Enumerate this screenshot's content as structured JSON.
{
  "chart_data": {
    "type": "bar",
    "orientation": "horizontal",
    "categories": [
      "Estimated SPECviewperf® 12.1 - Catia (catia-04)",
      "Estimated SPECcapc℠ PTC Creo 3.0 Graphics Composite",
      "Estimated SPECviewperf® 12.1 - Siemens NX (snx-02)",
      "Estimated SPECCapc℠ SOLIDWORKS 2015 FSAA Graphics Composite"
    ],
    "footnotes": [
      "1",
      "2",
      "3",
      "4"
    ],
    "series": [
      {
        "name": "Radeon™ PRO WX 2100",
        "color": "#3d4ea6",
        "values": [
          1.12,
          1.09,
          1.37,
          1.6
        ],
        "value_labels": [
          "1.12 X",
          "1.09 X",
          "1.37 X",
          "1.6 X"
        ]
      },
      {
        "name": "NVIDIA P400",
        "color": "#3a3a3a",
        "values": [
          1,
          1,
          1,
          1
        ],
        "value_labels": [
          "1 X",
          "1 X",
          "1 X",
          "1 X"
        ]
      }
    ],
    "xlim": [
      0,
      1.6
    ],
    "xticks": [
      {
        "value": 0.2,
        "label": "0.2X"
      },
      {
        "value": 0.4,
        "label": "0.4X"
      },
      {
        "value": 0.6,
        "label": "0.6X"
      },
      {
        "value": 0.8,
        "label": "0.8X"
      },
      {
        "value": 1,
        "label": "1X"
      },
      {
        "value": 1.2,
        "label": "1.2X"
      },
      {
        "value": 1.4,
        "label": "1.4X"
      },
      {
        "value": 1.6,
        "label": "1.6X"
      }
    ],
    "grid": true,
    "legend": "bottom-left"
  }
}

**Aim:** Your task is to repeat every entry exactly.

**Full answer:**
Enumerate this screenshot's content as structured JSON.
{
  "chart_data": {
    "type": "bar",
    "orientation": "horizontal",
    "categories": [
      "Estimated SPECviewperf® 12.1 - Catia (catia-04)",
      "Estimated SPECcapc℠ PTC Creo 3.0 Graphics Composite",
      "Estimated SPECviewperf® 12.1 - Siemens NX (snx-02)",
      "Estimated SPECCapc℠ SOLIDWORKS 2015 FSAA Graphics Composite"
    ],
    "footnotes": [
      "1",
      "2",
      "3",
      "4"
    ],
    "series": [
      {
        "name": "Radeon™ PRO WX 2100",
        "color": "#3d4ea6",
        "values": [
          1.12,
          1.09,
          1.37,
          1.6
        ],
        "value_labels": [
          "1.12 X",
          "1.09 X",
          "1.37 X",
          "1.6 X"
        ]
      },
      {
        "name": "NVIDIA P400",
        "color": "#3a3a3a",
        "values": [
          1,
          1,
          1,
          1
        ],
        "value_labels": [
          "1 X",
          "1 X",
          "1 X",
          "1 X"
        ]
      }
    ],
    "xlim": [
      0,
      1.6
    ],
    "xticks": [
      {
        "value": 0.2,
        "label": "0.2X"
      },
      {
        "value": 0.4,
        "label": "0.4X"
      },
      {
        "value": 0.6,
        "label": "0.6X"
      },
      {
        "value": 0.8,
        "label": "0.8X"
      },
      {
        "value": 1,
        "label": "1X"
      },
      {
        "value": 1.2,
        "label": "1.2X"
      },
      {
        "value": 1.4,
        "label": "1.4X"
      },
      {
        "value": 1.6,
        "label": "1.6X"
      }
    ],
    "grid": true,
    "legend": "bottom-left"
  }
}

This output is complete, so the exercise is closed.